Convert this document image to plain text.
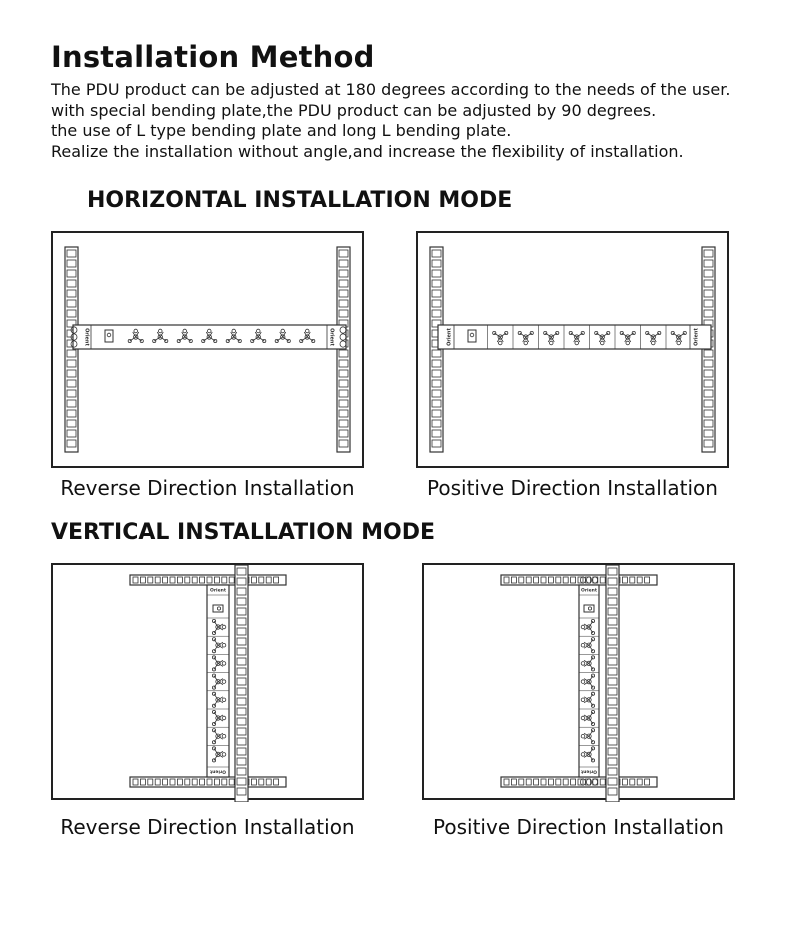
Installation Method
The PDU product can be adjusted at 180 degrees according to the needs of the user.
with special bending plate,the PDU product can be adjusted by 90 degrees.
the use of L type bending plate and long L bending plate.
Realize the installation without angle,and increase the flexibility of installation.
HORIZONTAL INSTALLATION MODE
Orient	Orient
Reverse Direction Installation
Orient	Orient
Positive Direction Installation
VERTICAL INSTALLATION MODE
Orient
Orient
Reverse Direction Installation
Orient
Orient
Positive Direction Installation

------

▶ [REQUIRED TASK]
Repeat the material above word for word and skip every image in it.

▶ [ANSWER TO THIS EXERCISE]
Convert this document image to plain text.
Installation Method
The PDU product can be adjusted at 180 degrees according to the needs of the user.
with special bending plate,the PDU product can be adjusted by 90 degrees.
the use of L type bending plate and long L bending plate.
Realize the installation without angle,and increase the flexibility of installation.
HORIZONTAL INSTALLATION MODE
Orient	Orient
Reverse Direction Installation
Orient	Orient
Positive Direction Installation
VERTICAL INSTALLATION MODE
Orient
Orient
Reverse Direction Installation
Orient
Orient
Positive Direction Installation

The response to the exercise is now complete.